:: Your instructions ::
Give the number of lines below that contain "Events", with no other output.
----- Source data -----
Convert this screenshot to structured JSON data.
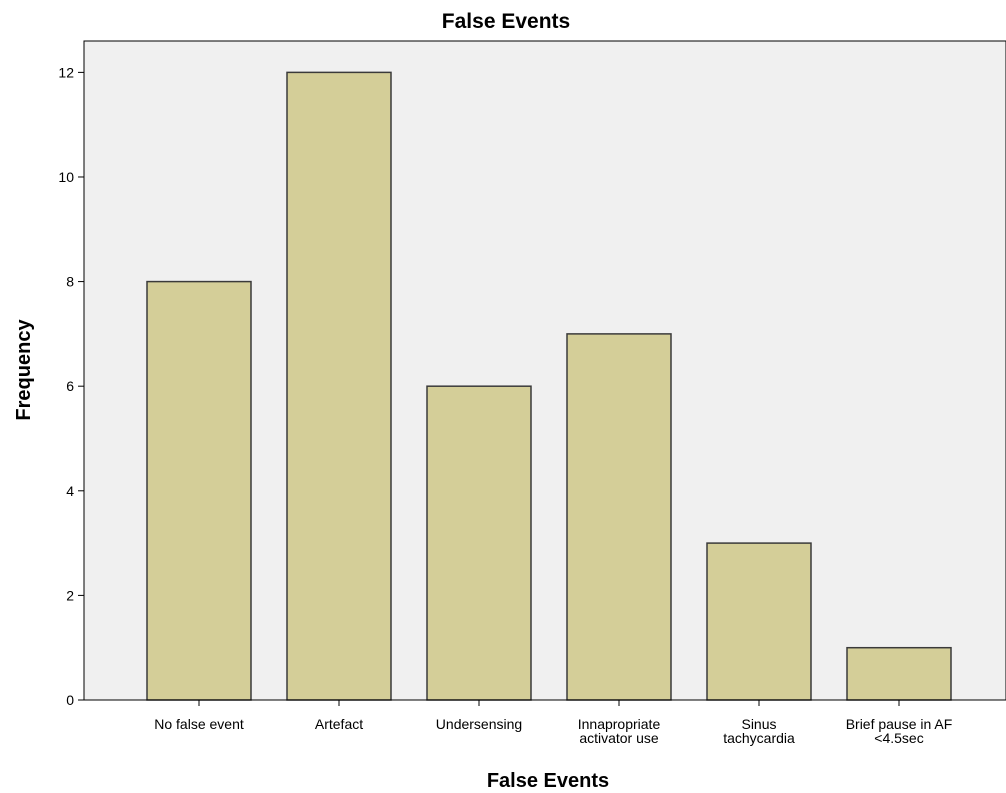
{
  "chart_data": {
    "type": "bar",
    "title": "False Events",
    "xlabel": "False Events",
    "ylabel": "Frequency",
    "categories": [
      [
        "No false event"
      ],
      [
        "Artefact"
      ],
      [
        "Undersensing"
      ],
      [
        "Innapropriate",
        "activator use"
      ],
      [
        "Sinus",
        "tachycardia"
      ],
      [
        "Brief pause in AF",
        "<4.5sec"
      ]
    ],
    "values": [
      8,
      12,
      6,
      7,
      3,
      1
    ],
    "ylim": [
      0,
      12.6
    ],
    "yticks": [
      0,
      2,
      4,
      6,
      8,
      10,
      12
    ],
    "grid": false,
    "colors": {
      "bar_fill": "#d4ce98",
      "bar_stroke": "#3a3a3a",
      "plot_background": "#f0f0f0",
      "axis": "#000000"
    }
  }
}
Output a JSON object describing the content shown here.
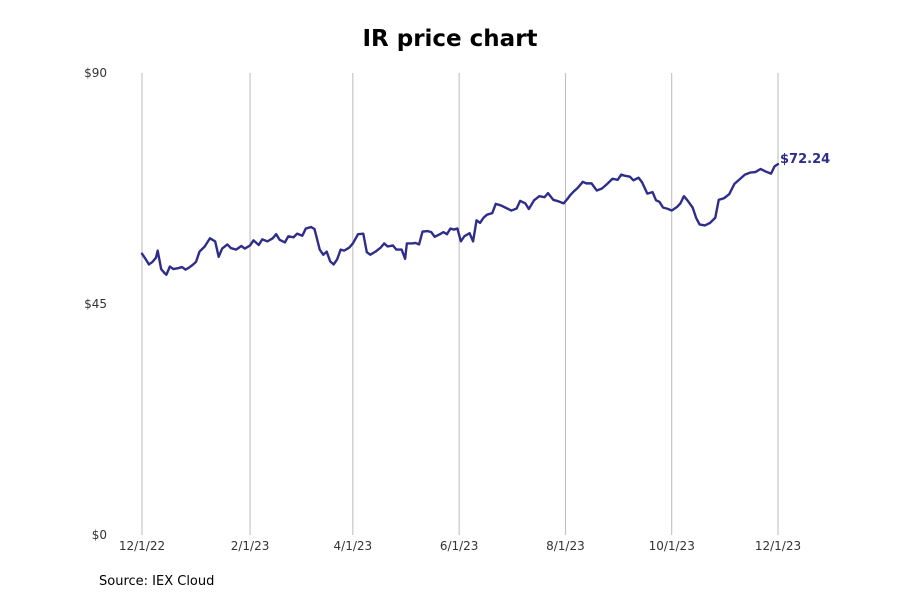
{
  "chart_data": {
    "type": "line",
    "title": "IR price chart",
    "source": "Source: IEX Cloud",
    "xlabel": "",
    "ylabel": "",
    "x_ticks": [
      "12/1/22",
      "2/1/23",
      "4/1/23",
      "6/1/23",
      "8/1/23",
      "10/1/23",
      "12/1/23"
    ],
    "x_tick_dates": [
      "2022-12-01",
      "2023-02-01",
      "2023-04-01",
      "2023-06-01",
      "2023-08-01",
      "2023-10-01",
      "2023-12-01"
    ],
    "y_ticks": [
      {
        "value": 0,
        "label": "$0"
      },
      {
        "value": 45,
        "label": "$45"
      },
      {
        "value": 90,
        "label": "$90"
      }
    ],
    "ylim": [
      0,
      90
    ],
    "xlim": [
      "2022-12-01",
      "2023-12-01"
    ],
    "grid": "vertical",
    "legend": "none",
    "line_color": "#2e2e8a",
    "grid_color": "#bbbbbb",
    "end_label": "$72.24",
    "series": [
      {
        "points": [
          [
            "2022-12-01",
            54.8
          ],
          [
            "2022-12-03",
            53.8
          ],
          [
            "2022-12-05",
            52.7
          ],
          [
            "2022-12-07",
            53.2
          ],
          [
            "2022-12-09",
            54.0
          ],
          [
            "2022-12-10",
            55.4
          ],
          [
            "2022-12-12",
            51.8
          ],
          [
            "2022-12-14",
            51.0
          ],
          [
            "2022-12-15",
            50.7
          ],
          [
            "2022-12-17",
            52.3
          ],
          [
            "2022-12-19",
            51.8
          ],
          [
            "2022-12-22",
            52.0
          ],
          [
            "2022-12-24",
            52.2
          ],
          [
            "2022-12-26",
            51.7
          ],
          [
            "2022-12-28",
            52.1
          ],
          [
            "2022-12-30",
            52.6
          ],
          [
            "2023-01-01",
            53.2
          ],
          [
            "2023-01-03",
            55.2
          ],
          [
            "2023-01-06",
            56.2
          ],
          [
            "2023-01-09",
            57.8
          ],
          [
            "2023-01-12",
            57.2
          ],
          [
            "2023-01-14",
            54.2
          ],
          [
            "2023-01-16",
            55.8
          ],
          [
            "2023-01-19",
            56.6
          ],
          [
            "2023-01-21",
            55.9
          ],
          [
            "2023-01-24",
            55.6
          ],
          [
            "2023-01-27",
            56.3
          ],
          [
            "2023-01-29",
            55.8
          ],
          [
            "2023-02-01",
            56.4
          ],
          [
            "2023-02-03",
            57.4
          ],
          [
            "2023-02-06",
            56.5
          ],
          [
            "2023-02-08",
            57.6
          ],
          [
            "2023-02-11",
            57.2
          ],
          [
            "2023-02-14",
            57.8
          ],
          [
            "2023-02-16",
            58.6
          ],
          [
            "2023-02-18",
            57.5
          ],
          [
            "2023-02-21",
            57.0
          ],
          [
            "2023-02-23",
            58.2
          ],
          [
            "2023-02-26",
            58.0
          ],
          [
            "2023-02-28",
            58.7
          ],
          [
            "2023-03-03",
            58.3
          ],
          [
            "2023-03-05",
            59.7
          ],
          [
            "2023-03-08",
            60.0
          ],
          [
            "2023-03-10",
            59.6
          ],
          [
            "2023-03-13",
            55.6
          ],
          [
            "2023-03-15",
            54.6
          ],
          [
            "2023-03-17",
            55.2
          ],
          [
            "2023-03-19",
            53.3
          ],
          [
            "2023-03-21",
            52.7
          ],
          [
            "2023-03-23",
            53.7
          ],
          [
            "2023-03-25",
            55.6
          ],
          [
            "2023-03-27",
            55.4
          ],
          [
            "2023-03-30",
            56.0
          ],
          [
            "2023-04-01",
            56.8
          ],
          [
            "2023-04-04",
            58.6
          ],
          [
            "2023-04-07",
            58.7
          ],
          [
            "2023-04-09",
            55.1
          ],
          [
            "2023-04-11",
            54.6
          ],
          [
            "2023-04-14",
            55.2
          ],
          [
            "2023-04-17",
            56.0
          ],
          [
            "2023-04-19",
            56.8
          ],
          [
            "2023-04-21",
            56.2
          ],
          [
            "2023-04-24",
            56.4
          ],
          [
            "2023-04-26",
            55.6
          ],
          [
            "2023-04-29",
            55.6
          ],
          [
            "2023-05-01",
            53.8
          ],
          [
            "2023-05-02",
            56.8
          ],
          [
            "2023-05-05",
            56.8
          ],
          [
            "2023-05-07",
            56.9
          ],
          [
            "2023-05-09",
            56.6
          ],
          [
            "2023-05-11",
            59.1
          ],
          [
            "2023-05-14",
            59.2
          ],
          [
            "2023-05-16",
            59.0
          ],
          [
            "2023-05-18",
            58.1
          ],
          [
            "2023-05-21",
            58.6
          ],
          [
            "2023-05-23",
            59.0
          ],
          [
            "2023-05-25",
            58.6
          ],
          [
            "2023-05-27",
            59.7
          ],
          [
            "2023-05-29",
            59.5
          ],
          [
            "2023-05-31",
            59.7
          ],
          [
            "2023-06-02",
            57.2
          ],
          [
            "2023-06-04",
            58.2
          ],
          [
            "2023-06-07",
            58.8
          ],
          [
            "2023-06-09",
            57.2
          ],
          [
            "2023-06-11",
            61.3
          ],
          [
            "2023-06-13",
            60.8
          ],
          [
            "2023-06-15",
            61.8
          ],
          [
            "2023-06-17",
            62.4
          ],
          [
            "2023-06-20",
            62.7
          ],
          [
            "2023-06-22",
            64.5
          ],
          [
            "2023-06-25",
            64.2
          ],
          [
            "2023-06-28",
            63.7
          ],
          [
            "2023-07-01",
            63.2
          ],
          [
            "2023-07-04",
            63.6
          ],
          [
            "2023-07-06",
            65.1
          ],
          [
            "2023-07-09",
            64.6
          ],
          [
            "2023-07-11",
            63.5
          ],
          [
            "2023-07-14",
            65.2
          ],
          [
            "2023-07-17",
            66.0
          ],
          [
            "2023-07-20",
            65.8
          ],
          [
            "2023-07-22",
            66.6
          ],
          [
            "2023-07-25",
            65.3
          ],
          [
            "2023-07-28",
            65.0
          ],
          [
            "2023-07-31",
            64.6
          ],
          [
            "2023-08-02",
            65.4
          ],
          [
            "2023-08-04",
            66.3
          ],
          [
            "2023-08-06",
            67.0
          ],
          [
            "2023-08-08",
            67.6
          ],
          [
            "2023-08-11",
            68.8
          ],
          [
            "2023-08-13",
            68.5
          ],
          [
            "2023-08-16",
            68.5
          ],
          [
            "2023-08-19",
            67.1
          ],
          [
            "2023-08-22",
            67.5
          ],
          [
            "2023-08-25",
            68.4
          ],
          [
            "2023-08-28",
            69.4
          ],
          [
            "2023-08-31",
            69.2
          ],
          [
            "2023-09-02",
            70.2
          ],
          [
            "2023-09-04",
            70.0
          ],
          [
            "2023-09-07",
            69.8
          ],
          [
            "2023-09-09",
            69.1
          ],
          [
            "2023-09-12",
            69.6
          ],
          [
            "2023-09-14",
            68.7
          ],
          [
            "2023-09-17",
            66.5
          ],
          [
            "2023-09-20",
            66.8
          ],
          [
            "2023-09-22",
            65.2
          ],
          [
            "2023-09-24",
            64.9
          ],
          [
            "2023-09-26",
            63.8
          ],
          [
            "2023-09-29",
            63.5
          ],
          [
            "2023-10-01",
            63.2
          ],
          [
            "2023-10-04",
            63.9
          ],
          [
            "2023-10-06",
            64.6
          ],
          [
            "2023-10-08",
            66.0
          ],
          [
            "2023-10-10",
            65.2
          ],
          [
            "2023-10-13",
            63.8
          ],
          [
            "2023-10-15",
            61.8
          ],
          [
            "2023-10-17",
            60.5
          ],
          [
            "2023-10-20",
            60.3
          ],
          [
            "2023-10-23",
            60.8
          ],
          [
            "2023-10-26",
            61.8
          ],
          [
            "2023-10-28",
            65.3
          ],
          [
            "2023-10-31",
            65.6
          ],
          [
            "2023-11-03",
            66.4
          ],
          [
            "2023-11-06",
            68.4
          ],
          [
            "2023-11-09",
            69.3
          ],
          [
            "2023-11-12",
            70.2
          ],
          [
            "2023-11-15",
            70.6
          ],
          [
            "2023-11-18",
            70.7
          ],
          [
            "2023-11-21",
            71.3
          ],
          [
            "2023-11-24",
            70.8
          ],
          [
            "2023-11-27",
            70.4
          ],
          [
            "2023-11-29",
            71.8
          ],
          [
            "2023-12-01",
            72.24
          ]
        ]
      }
    ]
  }
}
-----
:: Full response ::
2